▶ [WHAT TO WORK ON]:
Write out each of the lines below word for word, omitting any pictures.

+++++

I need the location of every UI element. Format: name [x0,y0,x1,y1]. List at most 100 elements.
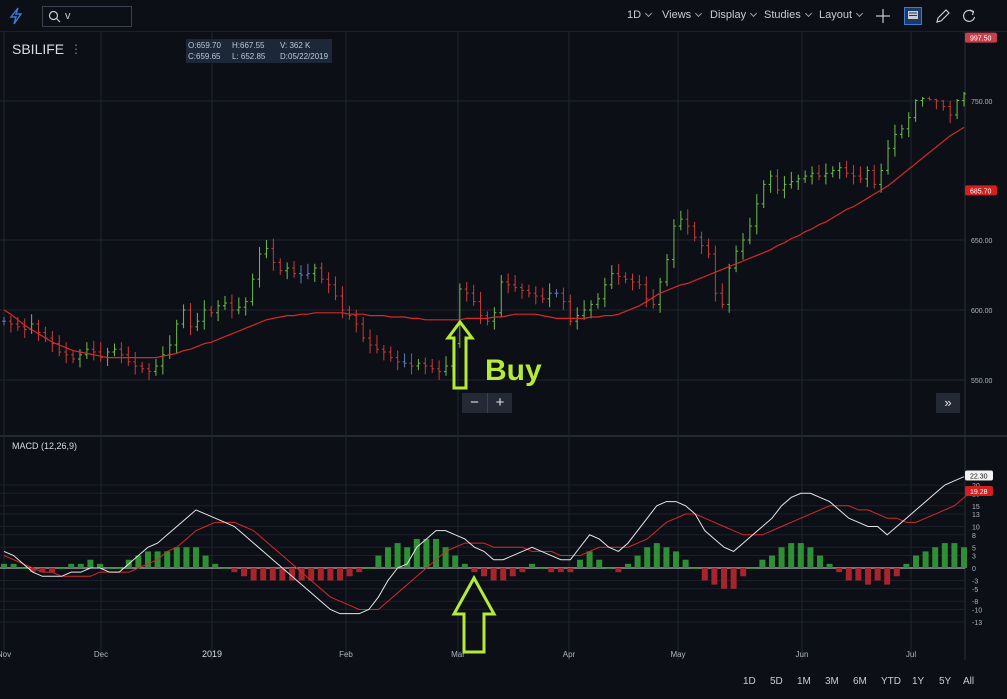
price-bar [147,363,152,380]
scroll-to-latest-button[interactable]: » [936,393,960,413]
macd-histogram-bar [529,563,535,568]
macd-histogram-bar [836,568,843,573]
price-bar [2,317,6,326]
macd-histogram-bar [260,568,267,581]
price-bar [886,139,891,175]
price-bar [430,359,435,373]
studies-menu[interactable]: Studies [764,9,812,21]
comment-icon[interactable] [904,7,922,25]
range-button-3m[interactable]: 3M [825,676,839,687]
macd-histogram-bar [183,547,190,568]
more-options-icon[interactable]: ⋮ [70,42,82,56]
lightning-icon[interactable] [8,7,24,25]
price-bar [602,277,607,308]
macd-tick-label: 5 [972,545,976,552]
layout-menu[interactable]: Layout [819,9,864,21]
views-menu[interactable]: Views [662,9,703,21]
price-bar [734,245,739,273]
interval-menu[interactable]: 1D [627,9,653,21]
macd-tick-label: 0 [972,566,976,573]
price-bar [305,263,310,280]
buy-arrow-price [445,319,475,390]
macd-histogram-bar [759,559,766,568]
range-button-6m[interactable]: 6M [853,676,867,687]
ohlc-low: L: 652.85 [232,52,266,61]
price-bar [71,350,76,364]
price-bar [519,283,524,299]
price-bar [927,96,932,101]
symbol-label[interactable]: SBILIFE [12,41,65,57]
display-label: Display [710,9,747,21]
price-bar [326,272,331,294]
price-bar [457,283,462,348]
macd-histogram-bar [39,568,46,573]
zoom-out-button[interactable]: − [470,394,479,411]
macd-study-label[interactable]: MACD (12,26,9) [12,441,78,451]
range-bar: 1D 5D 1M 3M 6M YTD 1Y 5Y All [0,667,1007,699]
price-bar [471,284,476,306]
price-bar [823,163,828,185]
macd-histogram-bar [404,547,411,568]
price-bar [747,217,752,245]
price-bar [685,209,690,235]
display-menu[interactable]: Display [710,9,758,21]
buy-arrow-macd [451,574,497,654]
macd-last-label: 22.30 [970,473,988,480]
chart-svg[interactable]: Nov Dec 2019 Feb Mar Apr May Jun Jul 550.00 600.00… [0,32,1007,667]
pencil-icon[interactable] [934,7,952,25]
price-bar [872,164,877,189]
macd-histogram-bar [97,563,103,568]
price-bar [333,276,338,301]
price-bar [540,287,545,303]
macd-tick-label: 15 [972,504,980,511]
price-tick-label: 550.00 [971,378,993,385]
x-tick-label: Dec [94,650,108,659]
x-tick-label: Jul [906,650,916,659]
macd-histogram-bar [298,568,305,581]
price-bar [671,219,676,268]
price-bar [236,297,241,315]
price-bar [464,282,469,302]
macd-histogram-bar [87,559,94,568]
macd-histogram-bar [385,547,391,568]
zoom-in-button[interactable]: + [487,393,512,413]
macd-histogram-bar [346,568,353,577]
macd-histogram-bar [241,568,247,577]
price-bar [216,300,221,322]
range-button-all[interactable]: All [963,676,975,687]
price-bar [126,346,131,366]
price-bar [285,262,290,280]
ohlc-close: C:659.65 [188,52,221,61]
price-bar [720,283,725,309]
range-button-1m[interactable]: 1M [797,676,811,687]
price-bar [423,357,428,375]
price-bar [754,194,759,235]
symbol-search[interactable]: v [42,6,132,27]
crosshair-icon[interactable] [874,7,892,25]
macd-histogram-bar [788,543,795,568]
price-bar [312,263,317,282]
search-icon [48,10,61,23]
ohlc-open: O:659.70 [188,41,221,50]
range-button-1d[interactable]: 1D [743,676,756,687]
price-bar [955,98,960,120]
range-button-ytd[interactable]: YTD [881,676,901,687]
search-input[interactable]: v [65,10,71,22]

+++++

▶ [SOLUTION]:
I need the location of every UI element. Format: name [x0,y0,x1,y1]. List at most 100 elements.
price-bar [147,363,152,380]
scroll-to-latest-button[interactable]: » [936,393,960,413]
macd-histogram-bar [529,563,535,568]
macd-histogram-bar [836,568,843,573]
price-bar [2,317,6,326]
macd-histogram-bar [260,568,267,581]
price-bar [886,139,891,175]
price-bar [430,359,435,373]
studies-menu[interactable]: Studies [764,9,812,21]
comment-icon[interactable] [904,7,922,25]
range-button-3m[interactable]: 3M [825,676,839,687]
macd-histogram-bar [183,547,190,568]
more-options-icon[interactable]: ⋮ [70,42,82,56]
lightning-icon[interactable] [8,7,24,25]
price-bar [602,277,607,308]
macd-tick-label: 5 [972,545,976,552]
layout-menu[interactable]: Layout [819,9,864,21]
views-menu[interactable]: Views [662,9,703,21]
price-bar [734,245,739,273]
interval-menu[interactable]: 1D [627,9,653,21]
macd-tick-label: 0 [972,566,976,573]
price-bar [305,263,310,280]
buy-arrow-price [445,319,475,390]
macd-histogram-bar [759,559,766,568]
range-button-6m[interactable]: 6M [853,676,867,687]
ohlc-low: L: 652.85 [232,52,266,61]
price-bar [71,350,76,364]
price-bar [519,283,524,299]
price-bar [927,96,932,101]
symbol-label[interactable]: SBILIFE [12,41,65,57]
display-label: Display [710,9,747,21]
price-bar [326,272,331,294]
price-bar [457,283,462,348]
macd-histogram-bar [39,568,46,573]
zoom-out-button[interactable]: − [470,394,479,411]
macd-study-label[interactable]: MACD (12,26,9) [12,441,78,451]
range-bar: 1D 5D 1M 3M 6M YTD 1Y 5Y All [0,667,1007,699]
price-bar [471,284,476,306]
price-bar [823,163,828,185]
macd-histogram-bar [404,547,411,568]
price-bar [747,217,752,245]
price-bar [685,209,690,235]
display-menu[interactable]: Display [710,9,758,21]
buy-arrow-macd [451,574,497,654]
macd-last-label: 22.30 [970,473,988,480]
chart-svg[interactable]: Nov Dec 2019 Feb Mar Apr May Jun Jul 550.00 600.00… [0,32,1007,667]
pencil-icon[interactable] [934,7,952,25]
price-bar [872,164,877,189]
macd-histogram-bar [97,563,103,568]
price-bar [333,276,338,301]
price-bar [540,287,545,303]
macd-tick-label: 15 [972,504,980,511]
price-tick-label: 550.00 [971,378,993,385]
x-tick-label: Dec [94,650,108,659]
x-tick-label: Jul [906,650,916,659]
macd-histogram-bar [298,568,305,581]
price-bar [671,219,676,268]
price-bar [236,297,241,315]
price-bar [464,282,469,302]
macd-histogram-bar [87,559,94,568]
macd-histogram-bar [385,547,391,568]
zoom-in-button[interactable]: + [487,393,512,413]
macd-histogram-bar [346,568,353,577]
macd-histogram-bar [241,568,247,577]
price-bar [216,300,221,322]
range-button-all[interactable]: All [963,676,975,687]
price-bar [126,346,131,366]
price-bar [285,262,290,280]
ohlc-close: C:659.65 [188,52,221,61]
price-bar [720,283,725,309]
range-button-1m[interactable]: 1M [797,676,811,687]
price-bar [423,357,428,375]
price-bar [754,194,759,235]
symbol-search[interactable]: v [42,6,132,27]
crosshair-icon[interactable] [874,7,892,25]
macd-histogram-bar [788,543,795,568]
price-bar [312,263,317,282]
search-icon [48,10,61,23]
ohlc-open: O:659.70 [188,41,221,50]
range-button-1d[interactable]: 1D [743,676,756,687]
price-bar [955,98,960,120]
range-button-ytd[interactable]: YTD [881,676,901,687]
search-input[interactable]: v [65,10,71,22]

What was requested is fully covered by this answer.